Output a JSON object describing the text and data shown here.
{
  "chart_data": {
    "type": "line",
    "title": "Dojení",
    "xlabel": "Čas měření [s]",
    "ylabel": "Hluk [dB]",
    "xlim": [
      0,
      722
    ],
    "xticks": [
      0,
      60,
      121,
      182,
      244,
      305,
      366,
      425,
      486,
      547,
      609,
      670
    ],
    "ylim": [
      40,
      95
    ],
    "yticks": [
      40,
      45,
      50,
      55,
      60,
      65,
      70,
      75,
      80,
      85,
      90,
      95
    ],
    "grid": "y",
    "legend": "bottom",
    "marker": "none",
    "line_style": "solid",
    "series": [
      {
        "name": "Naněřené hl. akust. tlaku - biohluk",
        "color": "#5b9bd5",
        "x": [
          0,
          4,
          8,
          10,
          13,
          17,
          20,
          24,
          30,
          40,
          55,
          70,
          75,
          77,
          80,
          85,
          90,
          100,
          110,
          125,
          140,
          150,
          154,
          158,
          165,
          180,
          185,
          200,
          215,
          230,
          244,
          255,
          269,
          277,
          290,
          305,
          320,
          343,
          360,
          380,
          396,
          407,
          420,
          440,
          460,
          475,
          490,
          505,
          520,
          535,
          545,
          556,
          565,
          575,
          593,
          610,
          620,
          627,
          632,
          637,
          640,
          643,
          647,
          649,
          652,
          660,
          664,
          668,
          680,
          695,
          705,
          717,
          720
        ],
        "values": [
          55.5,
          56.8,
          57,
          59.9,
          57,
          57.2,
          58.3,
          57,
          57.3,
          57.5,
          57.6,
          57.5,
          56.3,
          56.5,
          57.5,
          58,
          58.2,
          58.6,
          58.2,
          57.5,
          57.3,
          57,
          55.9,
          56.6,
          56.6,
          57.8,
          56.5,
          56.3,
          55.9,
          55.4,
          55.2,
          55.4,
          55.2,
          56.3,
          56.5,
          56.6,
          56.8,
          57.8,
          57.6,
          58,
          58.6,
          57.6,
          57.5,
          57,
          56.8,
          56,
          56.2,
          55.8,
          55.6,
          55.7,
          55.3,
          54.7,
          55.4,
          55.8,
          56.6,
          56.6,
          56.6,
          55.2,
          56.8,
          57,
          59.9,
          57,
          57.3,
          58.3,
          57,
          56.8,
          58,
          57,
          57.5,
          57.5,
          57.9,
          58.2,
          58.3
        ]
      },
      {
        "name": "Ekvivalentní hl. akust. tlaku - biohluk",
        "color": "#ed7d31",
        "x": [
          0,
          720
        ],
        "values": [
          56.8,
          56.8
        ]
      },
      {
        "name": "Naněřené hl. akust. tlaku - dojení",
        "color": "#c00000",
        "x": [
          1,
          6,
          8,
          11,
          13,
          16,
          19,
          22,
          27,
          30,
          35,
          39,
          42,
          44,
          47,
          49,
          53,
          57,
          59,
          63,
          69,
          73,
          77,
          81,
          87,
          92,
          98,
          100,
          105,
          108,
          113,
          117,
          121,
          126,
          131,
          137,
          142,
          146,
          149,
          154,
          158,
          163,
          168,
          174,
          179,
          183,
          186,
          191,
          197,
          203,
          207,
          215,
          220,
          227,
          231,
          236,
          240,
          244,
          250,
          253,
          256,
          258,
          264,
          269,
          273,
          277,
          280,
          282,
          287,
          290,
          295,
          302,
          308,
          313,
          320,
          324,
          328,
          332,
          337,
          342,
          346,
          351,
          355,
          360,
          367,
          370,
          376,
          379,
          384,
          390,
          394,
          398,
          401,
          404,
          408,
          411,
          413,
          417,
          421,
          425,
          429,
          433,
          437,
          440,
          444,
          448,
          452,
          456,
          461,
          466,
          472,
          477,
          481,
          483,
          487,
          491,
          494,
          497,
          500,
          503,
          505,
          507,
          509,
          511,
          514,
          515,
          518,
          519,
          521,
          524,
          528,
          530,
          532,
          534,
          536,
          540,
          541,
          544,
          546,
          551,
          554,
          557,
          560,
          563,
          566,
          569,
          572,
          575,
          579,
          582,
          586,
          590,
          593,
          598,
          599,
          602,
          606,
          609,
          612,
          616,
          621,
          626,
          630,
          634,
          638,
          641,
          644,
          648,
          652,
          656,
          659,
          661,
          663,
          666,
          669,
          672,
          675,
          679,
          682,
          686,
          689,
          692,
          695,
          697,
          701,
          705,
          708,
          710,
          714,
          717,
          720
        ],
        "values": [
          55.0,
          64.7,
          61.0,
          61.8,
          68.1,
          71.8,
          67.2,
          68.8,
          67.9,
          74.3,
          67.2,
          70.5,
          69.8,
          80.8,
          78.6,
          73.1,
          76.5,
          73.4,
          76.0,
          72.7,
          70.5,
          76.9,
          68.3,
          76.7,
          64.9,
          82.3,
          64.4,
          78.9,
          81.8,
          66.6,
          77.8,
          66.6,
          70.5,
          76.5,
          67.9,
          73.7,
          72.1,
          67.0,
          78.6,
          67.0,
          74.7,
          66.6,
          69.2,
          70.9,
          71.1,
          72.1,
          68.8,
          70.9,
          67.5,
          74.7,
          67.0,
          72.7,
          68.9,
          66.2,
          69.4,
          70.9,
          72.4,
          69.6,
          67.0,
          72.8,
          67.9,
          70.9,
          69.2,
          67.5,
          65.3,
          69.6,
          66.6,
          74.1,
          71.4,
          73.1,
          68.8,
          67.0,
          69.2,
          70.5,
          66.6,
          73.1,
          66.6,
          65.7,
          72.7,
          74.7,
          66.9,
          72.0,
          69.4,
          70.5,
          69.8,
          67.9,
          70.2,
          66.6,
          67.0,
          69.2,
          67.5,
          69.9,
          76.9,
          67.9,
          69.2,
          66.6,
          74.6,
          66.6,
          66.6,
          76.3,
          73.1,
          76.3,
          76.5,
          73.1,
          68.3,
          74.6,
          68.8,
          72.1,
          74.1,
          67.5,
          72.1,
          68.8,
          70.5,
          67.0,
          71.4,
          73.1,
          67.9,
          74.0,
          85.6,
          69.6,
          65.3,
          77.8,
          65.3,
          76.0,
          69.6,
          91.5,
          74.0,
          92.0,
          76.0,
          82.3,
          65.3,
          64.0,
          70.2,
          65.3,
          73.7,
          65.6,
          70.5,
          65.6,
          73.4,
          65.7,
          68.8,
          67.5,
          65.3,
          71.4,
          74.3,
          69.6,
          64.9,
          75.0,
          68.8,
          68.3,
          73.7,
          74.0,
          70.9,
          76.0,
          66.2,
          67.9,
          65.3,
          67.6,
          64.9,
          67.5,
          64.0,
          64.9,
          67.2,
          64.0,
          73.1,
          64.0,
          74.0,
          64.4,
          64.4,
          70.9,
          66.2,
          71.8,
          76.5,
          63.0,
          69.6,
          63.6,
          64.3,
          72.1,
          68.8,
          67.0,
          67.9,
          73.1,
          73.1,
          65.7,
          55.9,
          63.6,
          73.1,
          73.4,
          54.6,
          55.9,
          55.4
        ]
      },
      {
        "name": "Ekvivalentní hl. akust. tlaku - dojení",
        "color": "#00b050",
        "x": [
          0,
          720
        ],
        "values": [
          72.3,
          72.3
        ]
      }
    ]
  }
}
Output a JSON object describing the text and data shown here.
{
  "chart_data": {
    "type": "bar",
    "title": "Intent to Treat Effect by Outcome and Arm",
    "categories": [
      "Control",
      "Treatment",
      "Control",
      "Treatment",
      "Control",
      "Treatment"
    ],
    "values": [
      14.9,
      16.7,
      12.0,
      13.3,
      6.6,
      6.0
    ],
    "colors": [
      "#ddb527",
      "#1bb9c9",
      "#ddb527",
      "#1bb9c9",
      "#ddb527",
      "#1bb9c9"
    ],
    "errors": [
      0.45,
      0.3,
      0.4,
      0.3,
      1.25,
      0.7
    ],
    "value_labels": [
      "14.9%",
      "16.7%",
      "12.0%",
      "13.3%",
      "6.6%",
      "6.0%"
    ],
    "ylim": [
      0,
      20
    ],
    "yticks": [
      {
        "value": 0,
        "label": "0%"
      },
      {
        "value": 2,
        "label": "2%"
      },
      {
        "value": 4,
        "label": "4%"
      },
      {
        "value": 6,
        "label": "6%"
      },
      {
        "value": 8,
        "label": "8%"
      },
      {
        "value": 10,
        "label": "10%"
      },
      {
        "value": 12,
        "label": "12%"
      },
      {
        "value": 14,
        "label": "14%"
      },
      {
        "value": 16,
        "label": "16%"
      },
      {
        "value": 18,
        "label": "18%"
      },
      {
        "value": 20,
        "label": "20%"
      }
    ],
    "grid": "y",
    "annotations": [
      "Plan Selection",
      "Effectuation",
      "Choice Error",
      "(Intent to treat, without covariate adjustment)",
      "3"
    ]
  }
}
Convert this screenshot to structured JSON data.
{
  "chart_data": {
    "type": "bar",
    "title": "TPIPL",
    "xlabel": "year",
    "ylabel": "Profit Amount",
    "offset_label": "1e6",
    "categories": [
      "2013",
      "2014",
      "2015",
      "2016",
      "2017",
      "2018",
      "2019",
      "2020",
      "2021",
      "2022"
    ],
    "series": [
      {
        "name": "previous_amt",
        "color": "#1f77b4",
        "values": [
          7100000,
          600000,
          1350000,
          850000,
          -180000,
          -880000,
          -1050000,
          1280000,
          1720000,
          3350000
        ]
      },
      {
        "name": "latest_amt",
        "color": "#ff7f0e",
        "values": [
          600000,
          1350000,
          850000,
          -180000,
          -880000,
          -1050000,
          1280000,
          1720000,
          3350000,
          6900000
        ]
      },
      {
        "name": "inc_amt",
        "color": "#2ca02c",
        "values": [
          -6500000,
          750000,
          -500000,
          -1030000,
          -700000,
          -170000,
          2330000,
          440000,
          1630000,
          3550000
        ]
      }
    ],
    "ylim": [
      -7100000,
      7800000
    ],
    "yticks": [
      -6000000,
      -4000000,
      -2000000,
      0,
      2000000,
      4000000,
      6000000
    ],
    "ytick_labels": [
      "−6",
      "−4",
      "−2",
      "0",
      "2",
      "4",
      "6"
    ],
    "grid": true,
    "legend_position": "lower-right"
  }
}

* Problem requirements:
Copy every line of the data that holds the string "tlaku".

* Full solution:
        "name": "Naněřené hl. akust. tlaku - biohluk",
        "name": "Ekvivalentní hl. akust. tlaku - biohluk",
        "name": "Naněřené hl. akust. tlaku - dojení",
        "name": "Ekvivalentní hl. akust. tlaku - dojení",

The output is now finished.